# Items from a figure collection
-=-=-=-=-

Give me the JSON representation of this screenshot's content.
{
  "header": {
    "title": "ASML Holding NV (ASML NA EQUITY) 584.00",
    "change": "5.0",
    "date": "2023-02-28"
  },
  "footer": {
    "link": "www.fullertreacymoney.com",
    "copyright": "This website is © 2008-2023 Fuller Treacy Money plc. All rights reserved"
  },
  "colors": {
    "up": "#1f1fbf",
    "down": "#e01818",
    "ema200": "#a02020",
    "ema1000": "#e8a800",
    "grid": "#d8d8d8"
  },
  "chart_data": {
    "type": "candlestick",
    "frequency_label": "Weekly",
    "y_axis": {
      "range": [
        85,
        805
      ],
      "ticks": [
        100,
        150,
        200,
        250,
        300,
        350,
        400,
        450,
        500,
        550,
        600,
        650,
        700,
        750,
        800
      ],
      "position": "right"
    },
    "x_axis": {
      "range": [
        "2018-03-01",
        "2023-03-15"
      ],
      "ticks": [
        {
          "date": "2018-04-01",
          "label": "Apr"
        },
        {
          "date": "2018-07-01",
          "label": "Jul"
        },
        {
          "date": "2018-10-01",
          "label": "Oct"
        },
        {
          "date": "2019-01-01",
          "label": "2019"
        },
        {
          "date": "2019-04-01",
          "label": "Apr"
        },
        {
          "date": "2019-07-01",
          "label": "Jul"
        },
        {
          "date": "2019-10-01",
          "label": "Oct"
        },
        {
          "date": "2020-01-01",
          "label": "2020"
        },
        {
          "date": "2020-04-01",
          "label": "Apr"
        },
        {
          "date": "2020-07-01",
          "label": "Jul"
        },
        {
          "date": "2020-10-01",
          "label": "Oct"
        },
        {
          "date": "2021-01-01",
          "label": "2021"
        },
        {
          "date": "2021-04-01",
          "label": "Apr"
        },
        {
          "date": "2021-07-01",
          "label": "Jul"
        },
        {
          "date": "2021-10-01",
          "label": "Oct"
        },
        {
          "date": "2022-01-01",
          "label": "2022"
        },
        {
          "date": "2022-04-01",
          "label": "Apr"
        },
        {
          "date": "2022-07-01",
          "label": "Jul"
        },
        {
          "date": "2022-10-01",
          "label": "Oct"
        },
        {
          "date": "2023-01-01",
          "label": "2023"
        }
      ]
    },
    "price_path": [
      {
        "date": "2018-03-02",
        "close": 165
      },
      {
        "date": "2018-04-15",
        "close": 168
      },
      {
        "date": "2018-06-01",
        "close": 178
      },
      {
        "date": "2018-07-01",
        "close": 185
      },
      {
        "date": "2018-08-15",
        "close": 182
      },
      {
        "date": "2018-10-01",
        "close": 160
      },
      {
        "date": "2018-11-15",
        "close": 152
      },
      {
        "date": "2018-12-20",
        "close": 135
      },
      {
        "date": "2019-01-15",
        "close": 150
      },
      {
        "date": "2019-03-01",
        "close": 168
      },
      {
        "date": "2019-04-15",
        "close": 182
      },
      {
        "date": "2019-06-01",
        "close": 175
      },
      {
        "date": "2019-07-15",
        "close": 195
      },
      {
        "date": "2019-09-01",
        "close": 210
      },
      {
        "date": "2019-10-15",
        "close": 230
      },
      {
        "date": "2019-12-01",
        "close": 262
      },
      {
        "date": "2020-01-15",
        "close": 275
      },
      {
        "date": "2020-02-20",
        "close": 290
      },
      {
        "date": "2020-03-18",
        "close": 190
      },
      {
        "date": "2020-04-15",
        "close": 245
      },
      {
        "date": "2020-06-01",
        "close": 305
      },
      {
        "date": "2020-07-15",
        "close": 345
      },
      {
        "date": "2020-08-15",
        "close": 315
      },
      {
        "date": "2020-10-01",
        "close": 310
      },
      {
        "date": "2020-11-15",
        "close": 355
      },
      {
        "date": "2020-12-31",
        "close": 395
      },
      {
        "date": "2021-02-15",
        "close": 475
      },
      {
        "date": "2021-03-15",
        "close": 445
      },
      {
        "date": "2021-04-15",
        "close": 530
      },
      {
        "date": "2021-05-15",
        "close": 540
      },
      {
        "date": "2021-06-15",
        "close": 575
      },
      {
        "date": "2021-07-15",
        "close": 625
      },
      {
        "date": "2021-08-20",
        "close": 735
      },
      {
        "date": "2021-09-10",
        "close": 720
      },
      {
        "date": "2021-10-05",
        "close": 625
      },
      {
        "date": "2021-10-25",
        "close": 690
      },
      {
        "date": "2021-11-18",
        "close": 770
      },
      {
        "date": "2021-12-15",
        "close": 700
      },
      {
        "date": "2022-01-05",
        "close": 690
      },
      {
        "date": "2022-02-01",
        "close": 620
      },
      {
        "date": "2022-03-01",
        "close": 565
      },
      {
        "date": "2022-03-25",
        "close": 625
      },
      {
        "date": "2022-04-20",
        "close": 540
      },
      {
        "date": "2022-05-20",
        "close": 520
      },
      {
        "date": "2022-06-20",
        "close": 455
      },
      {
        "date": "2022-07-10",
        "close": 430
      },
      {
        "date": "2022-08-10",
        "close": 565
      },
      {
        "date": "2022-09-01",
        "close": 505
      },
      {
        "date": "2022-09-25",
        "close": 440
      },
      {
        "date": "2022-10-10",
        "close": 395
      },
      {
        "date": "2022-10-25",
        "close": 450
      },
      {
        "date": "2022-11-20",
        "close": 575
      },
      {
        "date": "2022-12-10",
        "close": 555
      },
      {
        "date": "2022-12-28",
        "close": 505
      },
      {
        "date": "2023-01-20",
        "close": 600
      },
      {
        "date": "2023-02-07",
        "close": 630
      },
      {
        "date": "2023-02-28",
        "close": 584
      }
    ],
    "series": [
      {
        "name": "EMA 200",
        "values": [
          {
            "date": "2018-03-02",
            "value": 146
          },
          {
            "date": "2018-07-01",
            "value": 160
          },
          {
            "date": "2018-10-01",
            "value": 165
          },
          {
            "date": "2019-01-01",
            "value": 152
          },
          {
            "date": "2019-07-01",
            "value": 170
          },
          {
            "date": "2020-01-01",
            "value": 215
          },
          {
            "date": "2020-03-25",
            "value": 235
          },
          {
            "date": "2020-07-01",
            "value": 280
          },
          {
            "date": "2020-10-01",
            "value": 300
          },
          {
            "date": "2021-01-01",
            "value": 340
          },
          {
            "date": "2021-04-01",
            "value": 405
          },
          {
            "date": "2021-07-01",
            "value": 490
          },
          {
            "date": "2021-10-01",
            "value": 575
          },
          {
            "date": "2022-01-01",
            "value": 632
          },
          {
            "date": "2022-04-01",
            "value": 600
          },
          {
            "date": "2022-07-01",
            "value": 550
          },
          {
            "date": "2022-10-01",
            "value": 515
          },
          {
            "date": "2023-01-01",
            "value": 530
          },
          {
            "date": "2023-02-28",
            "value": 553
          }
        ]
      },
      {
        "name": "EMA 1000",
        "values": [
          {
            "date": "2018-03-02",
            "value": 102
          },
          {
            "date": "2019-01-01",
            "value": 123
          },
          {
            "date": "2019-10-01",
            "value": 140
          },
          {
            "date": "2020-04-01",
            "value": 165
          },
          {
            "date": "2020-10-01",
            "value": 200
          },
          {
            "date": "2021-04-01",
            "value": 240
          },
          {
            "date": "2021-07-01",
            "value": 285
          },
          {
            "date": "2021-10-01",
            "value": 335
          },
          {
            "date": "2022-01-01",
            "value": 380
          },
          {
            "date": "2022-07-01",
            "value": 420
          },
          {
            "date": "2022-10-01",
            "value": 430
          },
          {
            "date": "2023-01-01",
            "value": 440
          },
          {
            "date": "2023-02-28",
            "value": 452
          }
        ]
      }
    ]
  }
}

-=-=-=-=-

# EXERCISE DESCRIPTION
Please set down all the data word for word.

# SOLUTION
Give me the JSON representation of this screenshot's content.
{
  "header": {
    "title": "ASML Holding NV (ASML NA EQUITY) 584.00",
    "change": "5.0",
    "date": "2023-02-28"
  },
  "footer": {
    "link": "www.fullertreacymoney.com",
    "copyright": "This website is © 2008-2023 Fuller Treacy Money plc. All rights reserved"
  },
  "colors": {
    "up": "#1f1fbf",
    "down": "#e01818",
    "ema200": "#a02020",
    "ema1000": "#e8a800",
    "grid": "#d8d8d8"
  },
  "chart_data": {
    "type": "candlestick",
    "frequency_label": "Weekly",
    "y_axis": {
      "range": [
        85,
        805
      ],
      "ticks": [
        100,
        150,
        200,
        250,
        300,
        350,
        400,
        450,
        500,
        550,
        600,
        650,
        700,
        750,
        800
      ],
      "position": "right"
    },
    "x_axis": {
      "range": [
        "2018-03-01",
        "2023-03-15"
      ],
      "ticks": [
        {
          "date": "2018-04-01",
          "label": "Apr"
        },
        {
          "date": "2018-07-01",
          "label": "Jul"
        },
        {
          "date": "2018-10-01",
          "label": "Oct"
        },
        {
          "date": "2019-01-01",
          "label": "2019"
        },
        {
          "date": "2019-04-01",
          "label": "Apr"
        },
        {
          "date": "2019-07-01",
          "label": "Jul"
        },
        {
          "date": "2019-10-01",
          "label": "Oct"
        },
        {
          "date": "2020-01-01",
          "label": "2020"
        },
        {
          "date": "2020-04-01",
          "label": "Apr"
        },
        {
          "date": "2020-07-01",
          "label": "Jul"
        },
        {
          "date": "2020-10-01",
          "label": "Oct"
        },
        {
          "date": "2021-01-01",
          "label": "2021"
        },
        {
          "date": "2021-04-01",
          "label": "Apr"
        },
        {
          "date": "2021-07-01",
          "label": "Jul"
        },
        {
          "date": "2021-10-01",
          "label": "Oct"
        },
        {
          "date": "2022-01-01",
          "label": "2022"
        },
        {
          "date": "2022-04-01",
          "label": "Apr"
        },
        {
          "date": "2022-07-01",
          "label": "Jul"
        },
        {
          "date": "2022-10-01",
          "label": "Oct"
        },
        {
          "date": "2023-01-01",
          "label": "2023"
        }
      ]
    },
    "price_path": [
      {
        "date": "2018-03-02",
        "close": 165
      },
      {
        "date": "2018-04-15",
        "close": 168
      },
      {
        "date": "2018-06-01",
        "close": 178
      },
      {
        "date": "2018-07-01",
        "close": 185
      },
      {
        "date": "2018-08-15",
        "close": 182
      },
      {
        "date": "2018-10-01",
        "close": 160
      },
      {
        "date": "2018-11-15",
        "close": 152
      },
      {
        "date": "2018-12-20",
        "close": 135
      },
      {
        "date": "2019-01-15",
        "close": 150
      },
      {
        "date": "2019-03-01",
        "close": 168
      },
      {
        "date": "2019-04-15",
        "close": 182
      },
      {
        "date": "2019-06-01",
        "close": 175
      },
      {
        "date": "2019-07-15",
        "close": 195
      },
      {
        "date": "2019-09-01",
        "close": 210
      },
      {
        "date": "2019-10-15",
        "close": 230
      },
      {
        "date": "2019-12-01",
        "close": 262
      },
      {
        "date": "2020-01-15",
        "close": 275
      },
      {
        "date": "2020-02-20",
        "close": 290
      },
      {
        "date": "2020-03-18",
        "close": 190
      },
      {
        "date": "2020-04-15",
        "close": 245
      },
      {
        "date": "2020-06-01",
        "close": 305
      },
      {
        "date": "2020-07-15",
        "close": 345
      },
      {
        "date": "2020-08-15",
        "close": 315
      },
      {
        "date": "2020-10-01",
        "close": 310
      },
      {
        "date": "2020-11-15",
        "close": 355
      },
      {
        "date": "2020-12-31",
        "close": 395
      },
      {
        "date": "2021-02-15",
        "close": 475
      },
      {
        "date": "2021-03-15",
        "close": 445
      },
      {
        "date": "2021-04-15",
        "close": 530
      },
      {
        "date": "2021-05-15",
        "close": 540
      },
      {
        "date": "2021-06-15",
        "close": 575
      },
      {
        "date": "2021-07-15",
        "close": 625
      },
      {
        "date": "2021-08-20",
        "close": 735
      },
      {
        "date": "2021-09-10",
        "close": 720
      },
      {
        "date": "2021-10-05",
        "close": 625
      },
      {
        "date": "2021-10-25",
        "close": 690
      },
      {
        "date": "2021-11-18",
        "close": 770
      },
      {
        "date": "2021-12-15",
        "close": 700
      },
      {
        "date": "2022-01-05",
        "close": 690
      },
      {
        "date": "2022-02-01",
        "close": 620
      },
      {
        "date": "2022-03-01",
        "close": 565
      },
      {
        "date": "2022-03-25",
        "close": 625
      },
      {
        "date": "2022-04-20",
        "close": 540
      },
      {
        "date": "2022-05-20",
        "close": 520
      },
      {
        "date": "2022-06-20",
        "close": 455
      },
      {
        "date": "2022-07-10",
        "close": 430
      },
      {
        "date": "2022-08-10",
        "close": 565
      },
      {
        "date": "2022-09-01",
        "close": 505
      },
      {
        "date": "2022-09-25",
        "close": 440
      },
      {
        "date": "2022-10-10",
        "close": 395
      },
      {
        "date": "2022-10-25",
        "close": 450
      },
      {
        "date": "2022-11-20",
        "close": 575
      },
      {
        "date": "2022-12-10",
        "close": 555
      },
      {
        "date": "2022-12-28",
        "close": 505
      },
      {
        "date": "2023-01-20",
        "close": 600
      },
      {
        "date": "2023-02-07",
        "close": 630
      },
      {
        "date": "2023-02-28",
        "close": 584
      }
    ],
    "series": [
      {
        "name": "EMA 200",
        "values": [
          {
            "date": "2018-03-02",
            "value": 146
          },
          {
            "date": "2018-07-01",
            "value": 160
          },
          {
            "date": "2018-10-01",
            "value": 165
          },
          {
            "date": "2019-01-01",
            "value": 152
          },
          {
            "date": "2019-07-01",
            "value": 170
          },
          {
            "date": "2020-01-01",
            "value": 215
          },
          {
            "date": "2020-03-25",
            "value": 235
          },
          {
            "date": "2020-07-01",
            "value": 280
          },
          {
            "date": "2020-10-01",
            "value": 300
          },
          {
            "date": "2021-01-01",
            "value": 340
          },
          {
            "date": "2021-04-01",
            "value": 405
          },
          {
            "date": "2021-07-01",
            "value": 490
          },
          {
            "date": "2021-10-01",
            "value": 575
          },
          {
            "date": "2022-01-01",
            "value": 632
          },
          {
            "date": "2022-04-01",
            "value": 600
          },
          {
            "date": "2022-07-01",
            "value": 550
          },
          {
            "date": "2022-10-01",
            "value": 515
          },
          {
            "date": "2023-01-01",
            "value": 530
          },
          {
            "date": "2023-02-28",
            "value": 553
          }
        ]
      },
      {
        "name": "EMA 1000",
        "values": [
          {
            "date": "2018-03-02",
            "value": 102
          },
          {
            "date": "2019-01-01",
            "value": 123
          },
          {
            "date": "2019-10-01",
            "value": 140
          },
          {
            "date": "2020-04-01",
            "value": 165
          },
          {
            "date": "2020-10-01",
            "value": 200
          },
          {
            "date": "2021-04-01",
            "value": 240
          },
          {
            "date": "2021-07-01",
            "value": 285
          },
          {
            "date": "2021-10-01",
            "value": 335
          },
          {
            "date": "2022-01-01",
            "value": 380
          },
          {
            "date": "2022-07-01",
            "value": 420
          },
          {
            "date": "2022-10-01",
            "value": 430
          },
          {
            "date": "2023-01-01",
            "value": 440
          },
          {
            "date": "2023-02-28",
            "value": 452
          }
        ]
      }
    ]
  }
}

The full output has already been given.